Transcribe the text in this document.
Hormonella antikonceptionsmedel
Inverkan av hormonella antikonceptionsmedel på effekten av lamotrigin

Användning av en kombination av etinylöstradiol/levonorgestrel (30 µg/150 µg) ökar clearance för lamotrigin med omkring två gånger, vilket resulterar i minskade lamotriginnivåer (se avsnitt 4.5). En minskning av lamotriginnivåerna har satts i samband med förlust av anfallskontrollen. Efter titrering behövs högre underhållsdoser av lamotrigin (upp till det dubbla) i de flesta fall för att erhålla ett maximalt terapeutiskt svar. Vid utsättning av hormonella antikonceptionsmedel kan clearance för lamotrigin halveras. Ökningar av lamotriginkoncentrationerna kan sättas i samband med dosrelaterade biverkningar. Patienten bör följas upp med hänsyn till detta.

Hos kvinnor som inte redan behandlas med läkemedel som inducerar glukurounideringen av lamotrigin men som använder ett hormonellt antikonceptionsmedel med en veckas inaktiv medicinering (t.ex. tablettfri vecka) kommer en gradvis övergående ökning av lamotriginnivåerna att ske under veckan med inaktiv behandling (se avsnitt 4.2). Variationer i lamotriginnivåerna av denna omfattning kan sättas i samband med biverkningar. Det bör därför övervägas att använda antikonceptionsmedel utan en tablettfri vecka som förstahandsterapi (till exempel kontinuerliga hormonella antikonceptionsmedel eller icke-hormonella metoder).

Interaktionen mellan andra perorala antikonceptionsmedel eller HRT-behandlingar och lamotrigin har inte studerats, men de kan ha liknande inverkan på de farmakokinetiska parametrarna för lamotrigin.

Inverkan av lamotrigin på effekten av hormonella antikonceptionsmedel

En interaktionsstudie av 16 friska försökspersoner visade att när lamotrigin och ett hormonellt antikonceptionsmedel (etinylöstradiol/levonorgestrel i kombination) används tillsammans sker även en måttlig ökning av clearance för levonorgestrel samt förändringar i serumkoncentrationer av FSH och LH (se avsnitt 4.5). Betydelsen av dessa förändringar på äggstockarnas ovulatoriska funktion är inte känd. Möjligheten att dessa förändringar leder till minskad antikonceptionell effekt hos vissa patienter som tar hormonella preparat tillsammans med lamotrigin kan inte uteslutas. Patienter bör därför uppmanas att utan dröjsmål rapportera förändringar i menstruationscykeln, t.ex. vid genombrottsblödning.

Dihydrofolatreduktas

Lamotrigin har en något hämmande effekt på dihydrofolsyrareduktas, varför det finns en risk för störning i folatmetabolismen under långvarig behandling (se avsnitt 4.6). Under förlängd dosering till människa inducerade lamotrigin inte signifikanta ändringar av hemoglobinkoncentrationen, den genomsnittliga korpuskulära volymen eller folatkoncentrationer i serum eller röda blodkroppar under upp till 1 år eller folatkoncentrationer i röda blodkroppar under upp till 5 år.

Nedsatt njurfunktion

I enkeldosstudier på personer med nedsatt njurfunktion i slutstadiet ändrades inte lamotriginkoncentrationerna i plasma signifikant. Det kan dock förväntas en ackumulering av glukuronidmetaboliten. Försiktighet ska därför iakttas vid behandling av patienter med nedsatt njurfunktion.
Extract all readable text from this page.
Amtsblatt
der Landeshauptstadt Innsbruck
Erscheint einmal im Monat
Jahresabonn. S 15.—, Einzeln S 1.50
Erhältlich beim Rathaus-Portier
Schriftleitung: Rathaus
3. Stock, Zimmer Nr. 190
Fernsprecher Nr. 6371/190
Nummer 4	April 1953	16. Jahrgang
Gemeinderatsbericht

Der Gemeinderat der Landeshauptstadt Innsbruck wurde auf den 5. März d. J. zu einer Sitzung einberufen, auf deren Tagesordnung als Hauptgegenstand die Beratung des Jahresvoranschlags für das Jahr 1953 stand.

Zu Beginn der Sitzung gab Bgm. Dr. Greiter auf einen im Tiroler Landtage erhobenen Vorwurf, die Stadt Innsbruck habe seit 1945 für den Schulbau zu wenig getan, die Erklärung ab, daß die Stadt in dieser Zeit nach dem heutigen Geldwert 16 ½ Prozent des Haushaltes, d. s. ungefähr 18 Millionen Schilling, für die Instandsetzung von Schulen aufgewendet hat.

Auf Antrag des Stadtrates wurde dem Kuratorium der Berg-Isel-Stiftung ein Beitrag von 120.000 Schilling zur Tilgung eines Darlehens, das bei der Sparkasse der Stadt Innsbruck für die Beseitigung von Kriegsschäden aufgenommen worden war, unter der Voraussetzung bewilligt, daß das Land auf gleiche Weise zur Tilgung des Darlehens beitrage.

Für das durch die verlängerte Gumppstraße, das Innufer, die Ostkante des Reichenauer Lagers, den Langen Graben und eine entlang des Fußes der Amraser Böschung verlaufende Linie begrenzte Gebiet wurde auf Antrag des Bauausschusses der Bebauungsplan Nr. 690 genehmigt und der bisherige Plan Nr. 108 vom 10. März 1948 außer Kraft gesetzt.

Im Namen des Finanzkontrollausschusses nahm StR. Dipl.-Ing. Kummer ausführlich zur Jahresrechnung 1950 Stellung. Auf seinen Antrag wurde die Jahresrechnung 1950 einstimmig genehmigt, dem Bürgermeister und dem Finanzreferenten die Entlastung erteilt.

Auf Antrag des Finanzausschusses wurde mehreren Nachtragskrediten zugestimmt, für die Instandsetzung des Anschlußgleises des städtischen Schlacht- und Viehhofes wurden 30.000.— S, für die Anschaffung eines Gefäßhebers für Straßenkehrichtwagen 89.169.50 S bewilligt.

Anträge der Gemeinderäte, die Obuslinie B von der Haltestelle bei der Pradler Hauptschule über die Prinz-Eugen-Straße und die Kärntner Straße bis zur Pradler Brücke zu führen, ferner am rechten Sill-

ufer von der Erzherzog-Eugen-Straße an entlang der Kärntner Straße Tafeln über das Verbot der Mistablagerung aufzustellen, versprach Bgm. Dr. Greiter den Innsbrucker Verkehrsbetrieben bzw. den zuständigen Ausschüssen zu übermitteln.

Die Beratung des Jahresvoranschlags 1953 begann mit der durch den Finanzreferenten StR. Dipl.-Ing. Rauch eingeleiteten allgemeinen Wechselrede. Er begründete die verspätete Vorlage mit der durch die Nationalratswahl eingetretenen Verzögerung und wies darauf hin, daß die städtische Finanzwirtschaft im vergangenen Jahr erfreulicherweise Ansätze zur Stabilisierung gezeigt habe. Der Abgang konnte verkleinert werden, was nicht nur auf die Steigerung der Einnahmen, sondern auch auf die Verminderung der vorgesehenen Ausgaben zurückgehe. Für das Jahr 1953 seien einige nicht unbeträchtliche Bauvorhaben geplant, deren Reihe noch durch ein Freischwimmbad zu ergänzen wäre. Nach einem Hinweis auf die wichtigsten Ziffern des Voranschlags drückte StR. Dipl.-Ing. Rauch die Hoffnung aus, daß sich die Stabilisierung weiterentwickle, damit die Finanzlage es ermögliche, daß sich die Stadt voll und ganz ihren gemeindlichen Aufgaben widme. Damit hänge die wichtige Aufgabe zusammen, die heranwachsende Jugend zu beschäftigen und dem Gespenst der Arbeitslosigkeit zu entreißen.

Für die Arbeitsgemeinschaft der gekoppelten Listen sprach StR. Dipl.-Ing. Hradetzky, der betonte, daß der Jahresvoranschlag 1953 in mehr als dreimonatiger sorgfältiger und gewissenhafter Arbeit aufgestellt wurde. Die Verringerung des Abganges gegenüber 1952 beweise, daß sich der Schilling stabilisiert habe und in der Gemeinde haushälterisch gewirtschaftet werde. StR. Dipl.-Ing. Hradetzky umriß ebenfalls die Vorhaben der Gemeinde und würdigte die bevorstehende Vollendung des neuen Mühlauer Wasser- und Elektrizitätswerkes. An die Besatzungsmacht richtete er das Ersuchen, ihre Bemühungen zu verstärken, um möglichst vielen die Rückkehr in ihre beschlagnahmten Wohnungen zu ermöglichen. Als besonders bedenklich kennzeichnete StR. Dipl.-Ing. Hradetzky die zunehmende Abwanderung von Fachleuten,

Exercise goal –
In the listing above, find each line where "kombination" occurs and copy it.

Solution below –
Användning av en kombination av etinylöstradiol/levonorgestrel (30 µg/150 µg) ökar clearance för lamotrigin med omkring två gånger, vilket resulterar i minskade lamotriginnivåer (se avsnitt 4.5). En minskning av lamotriginnivåerna har satts i samband med förlust av anfallskontrollen. Efter titrering behövs högre underhållsdoser av lamotrigin (upp till det dubbla) i de flesta fall för att erhålla ett maximalt terapeutiskt svar. Vid utsättning av hormonella antikonceptionsmedel kan clearance för lamotrigin halveras. Ökningar av lamotriginkoncentrationerna kan sättas i samband med dosrelaterade biverkningar. Patienten bör följas upp med hänsyn till detta.
En interaktionsstudie av 16 friska försökspersoner visade att när lamotrigin och ett hormonellt antikonceptionsmedel (etinylöstradiol/levonorgestrel i kombination) används tillsammans sker även en måttlig ökning av clearance för levonorgestrel samt förändringar i serumkoncentrationer av FSH och LH (se avsnitt 4.5). Betydelsen av dessa förändringar på äggstockarnas ovulatoriska funktion är inte känd. Möjligheten att dessa förändringar leder till minskad antikonceptionell effekt hos vissa patienter som tar hormonella preparat tillsammans med lamotrigin kan inte uteslutas. Patienter bör därför uppmanas att utan dröjsmål rapportera förändringar i menstruationscykeln, t.ex. vid genombrottsblödning.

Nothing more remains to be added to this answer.